* _AIM OF THE TASK_
Count lines holding the word "Esgoto". Only the number is wanted.

---------- RECORDS FOR THE TASK

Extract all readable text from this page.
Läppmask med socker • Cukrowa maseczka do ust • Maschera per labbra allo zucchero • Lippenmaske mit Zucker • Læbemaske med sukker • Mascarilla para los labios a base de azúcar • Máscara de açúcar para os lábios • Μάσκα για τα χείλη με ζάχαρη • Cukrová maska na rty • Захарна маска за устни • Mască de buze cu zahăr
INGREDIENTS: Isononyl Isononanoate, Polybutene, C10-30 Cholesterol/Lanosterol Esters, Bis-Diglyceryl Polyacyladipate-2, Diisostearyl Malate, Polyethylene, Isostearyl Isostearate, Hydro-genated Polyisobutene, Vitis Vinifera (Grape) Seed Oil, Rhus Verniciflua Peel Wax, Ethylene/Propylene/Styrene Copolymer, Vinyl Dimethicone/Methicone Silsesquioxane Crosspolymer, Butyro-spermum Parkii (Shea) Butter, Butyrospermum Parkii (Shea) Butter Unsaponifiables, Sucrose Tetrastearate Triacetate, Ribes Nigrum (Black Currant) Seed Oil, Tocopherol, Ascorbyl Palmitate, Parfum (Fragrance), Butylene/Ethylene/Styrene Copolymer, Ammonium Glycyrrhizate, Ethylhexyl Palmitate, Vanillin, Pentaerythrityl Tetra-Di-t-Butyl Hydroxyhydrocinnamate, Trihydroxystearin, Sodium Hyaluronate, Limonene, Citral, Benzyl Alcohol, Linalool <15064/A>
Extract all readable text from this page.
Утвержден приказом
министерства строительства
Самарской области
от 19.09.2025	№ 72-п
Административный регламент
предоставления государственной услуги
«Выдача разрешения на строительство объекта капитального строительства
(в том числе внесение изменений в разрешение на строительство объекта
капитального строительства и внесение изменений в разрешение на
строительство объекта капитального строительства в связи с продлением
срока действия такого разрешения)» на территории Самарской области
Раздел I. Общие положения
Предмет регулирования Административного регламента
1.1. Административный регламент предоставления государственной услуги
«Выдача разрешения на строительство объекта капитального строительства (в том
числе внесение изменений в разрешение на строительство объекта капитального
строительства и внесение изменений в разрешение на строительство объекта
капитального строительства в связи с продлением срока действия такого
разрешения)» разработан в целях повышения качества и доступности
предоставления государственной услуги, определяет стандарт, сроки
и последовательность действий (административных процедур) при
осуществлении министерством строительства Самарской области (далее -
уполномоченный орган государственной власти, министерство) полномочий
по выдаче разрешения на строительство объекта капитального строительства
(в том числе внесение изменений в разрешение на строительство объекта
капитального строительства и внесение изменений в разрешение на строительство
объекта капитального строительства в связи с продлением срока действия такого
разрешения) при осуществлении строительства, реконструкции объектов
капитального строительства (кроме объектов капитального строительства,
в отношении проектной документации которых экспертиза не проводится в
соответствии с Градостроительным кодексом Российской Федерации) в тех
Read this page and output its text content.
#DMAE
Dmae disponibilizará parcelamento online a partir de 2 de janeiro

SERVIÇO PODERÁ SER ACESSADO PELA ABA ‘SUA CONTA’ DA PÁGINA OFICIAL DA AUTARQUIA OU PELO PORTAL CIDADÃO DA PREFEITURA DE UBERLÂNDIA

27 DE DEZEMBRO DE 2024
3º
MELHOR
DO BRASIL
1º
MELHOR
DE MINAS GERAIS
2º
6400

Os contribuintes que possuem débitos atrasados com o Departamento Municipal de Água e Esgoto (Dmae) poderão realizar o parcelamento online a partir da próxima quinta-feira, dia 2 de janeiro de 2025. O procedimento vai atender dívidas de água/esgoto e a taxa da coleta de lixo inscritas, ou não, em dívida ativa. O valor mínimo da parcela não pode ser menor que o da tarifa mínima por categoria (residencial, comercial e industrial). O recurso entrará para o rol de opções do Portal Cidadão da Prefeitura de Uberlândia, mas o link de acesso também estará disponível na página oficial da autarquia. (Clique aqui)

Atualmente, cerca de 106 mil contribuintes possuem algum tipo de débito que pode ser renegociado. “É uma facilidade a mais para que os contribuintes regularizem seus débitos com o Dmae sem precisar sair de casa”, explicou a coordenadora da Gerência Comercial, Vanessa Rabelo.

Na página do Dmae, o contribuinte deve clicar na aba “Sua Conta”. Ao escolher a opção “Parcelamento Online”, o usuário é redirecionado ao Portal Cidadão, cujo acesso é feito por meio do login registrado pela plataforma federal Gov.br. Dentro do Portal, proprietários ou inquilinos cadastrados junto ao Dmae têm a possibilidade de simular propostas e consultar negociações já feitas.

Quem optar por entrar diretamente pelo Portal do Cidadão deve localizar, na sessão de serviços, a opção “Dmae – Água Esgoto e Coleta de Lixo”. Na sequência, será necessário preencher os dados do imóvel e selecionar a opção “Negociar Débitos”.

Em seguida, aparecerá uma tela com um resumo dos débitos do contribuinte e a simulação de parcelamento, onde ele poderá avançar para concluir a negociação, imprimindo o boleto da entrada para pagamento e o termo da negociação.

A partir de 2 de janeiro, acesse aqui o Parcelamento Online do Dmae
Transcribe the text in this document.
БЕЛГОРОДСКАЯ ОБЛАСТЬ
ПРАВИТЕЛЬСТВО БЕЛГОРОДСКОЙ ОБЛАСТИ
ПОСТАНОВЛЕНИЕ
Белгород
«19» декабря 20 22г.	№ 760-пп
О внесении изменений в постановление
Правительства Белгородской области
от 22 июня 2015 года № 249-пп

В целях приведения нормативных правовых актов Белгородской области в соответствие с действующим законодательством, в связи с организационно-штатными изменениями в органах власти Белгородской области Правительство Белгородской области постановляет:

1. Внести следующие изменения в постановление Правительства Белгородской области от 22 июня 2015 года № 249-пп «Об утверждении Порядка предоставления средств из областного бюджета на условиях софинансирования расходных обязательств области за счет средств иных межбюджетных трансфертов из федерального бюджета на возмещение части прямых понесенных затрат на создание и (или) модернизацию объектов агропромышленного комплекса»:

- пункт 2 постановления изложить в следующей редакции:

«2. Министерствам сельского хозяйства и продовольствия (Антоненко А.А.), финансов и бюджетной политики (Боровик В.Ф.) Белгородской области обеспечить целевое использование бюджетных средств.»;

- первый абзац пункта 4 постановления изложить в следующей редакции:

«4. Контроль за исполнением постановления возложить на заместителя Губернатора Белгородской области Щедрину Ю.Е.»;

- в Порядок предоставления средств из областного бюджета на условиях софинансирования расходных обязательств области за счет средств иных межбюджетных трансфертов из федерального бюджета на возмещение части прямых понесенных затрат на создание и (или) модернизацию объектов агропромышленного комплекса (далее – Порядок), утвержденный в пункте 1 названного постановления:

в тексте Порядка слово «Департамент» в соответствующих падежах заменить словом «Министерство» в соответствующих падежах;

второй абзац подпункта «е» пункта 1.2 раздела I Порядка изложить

--------------------

* _RESPONSE TO THE TASK_
2